This paper draws on my experience working with the University of New Brunswick (UNB) Electronic Text Centre (ETC) to digitise the papers of prominent New Brunswick Loyalist Edward Winslow to address issues relating to the development of laterally developed projects. It argues that there are many reasons to develop projects laterally. First, it can be financially prudent to develop projects laterally; given the difficulties in securing grant money for projects, lateral development can assist digital humanists in building new and more robust projects on the shoulders of previously completed work. Second, lateral project development can facilitate greater production in the digital humanities, as laterally developed projects need not be undertaken by the researcher or institution that developed the original. Indeed, once the core elements of a project have been published online any other researcher can build upon this previously completed work. However, this presents a bit of a problem, as to fully realise the potential of lateral project development we will have to do away with a proprietary mindset with regard to our digital projects and be willing to share already completed project elements and modules with other researchers.
Before examining lateral project development, it is useful to give a brief overview of modular design principles, for the sharing of project modules is what facilitates collaborative lateral project development. At the most basic level, modular design is the breaking up of complex systems or projects into smaller and more manageable chunks or modules. These modules are often developed in isolation; when all of a project's various modules are completed they are stitched together to effect the finished project. This subdivision of development tasks into a variety of modules is a design principle widely used in the corporate sector.

Provided material:
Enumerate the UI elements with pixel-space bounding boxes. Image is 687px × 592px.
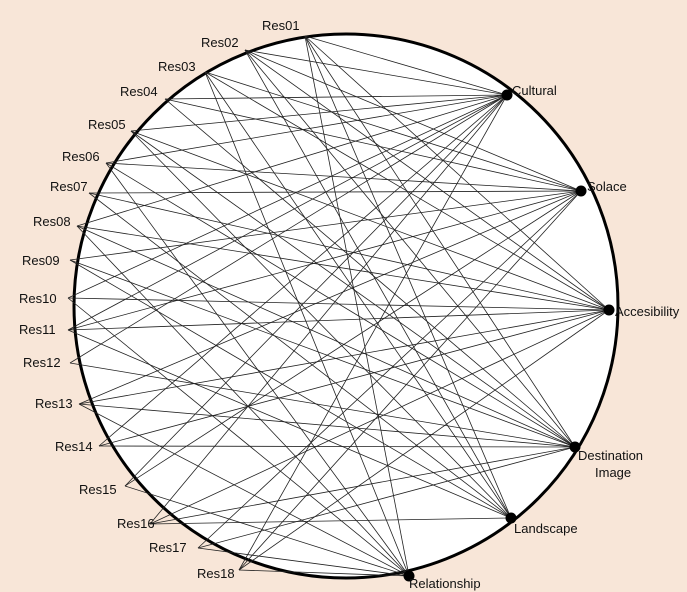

Description of the task:
Continue the paper on lateral development of digital humanities projects, starting after its final sentence.

Task answer:
There are a number of reasons that we, as digital humanists, should adopt a modular design philosophy in our projects. First, the fact that much of the corporate sector has adopted this design philosophy suggests that it can improve corporate profit margins. With funding for our projects increasingly at a premium, there is much to be said for leveraging the most “bang for our buck” when developing projects. Second, in many respects we already design our work modularly – for example, the projects developed around the Edward Winslow Family Papers detailed below utilised a modular design philosophy. Finally, the use of modular design facilitates lateral project development. The use of modular design in computer programming allows for the possibility of moving from sequential computing – where one process must be completed before another can be begun – to parallel computing – where these processes can be run simultaneously and concurrently. This same principle holds true for humanities computing projects. Rather than developing our projects linearly and sequentially – beginning one project and seeing it through to completion before beginning another – we can instead develop our projects concurrently and laterally.
The Edward Winslow Family Papers
Housed at the UNB University Archives, the Edward Winslow Family Papers are the largest extant collection of Loyalist documents in the world, consisting of 38 volumes of correspondence, accounts and ledgers, letter books, diaries, and notebooks with a chronology that ranges from 1695 to 1866. All told, the collection contains over 3,600 separate documents in excess of 11,000 pages, with the bulk of the collection consisting of the correspondences between Edward Winslow Jr. and his friends. An incredibly rich historical resource, they remain perhaps the single most important collection of personal papers describing the Loyalist experience in the wake of the American Revolution and one of the most valuable collections held by UNB.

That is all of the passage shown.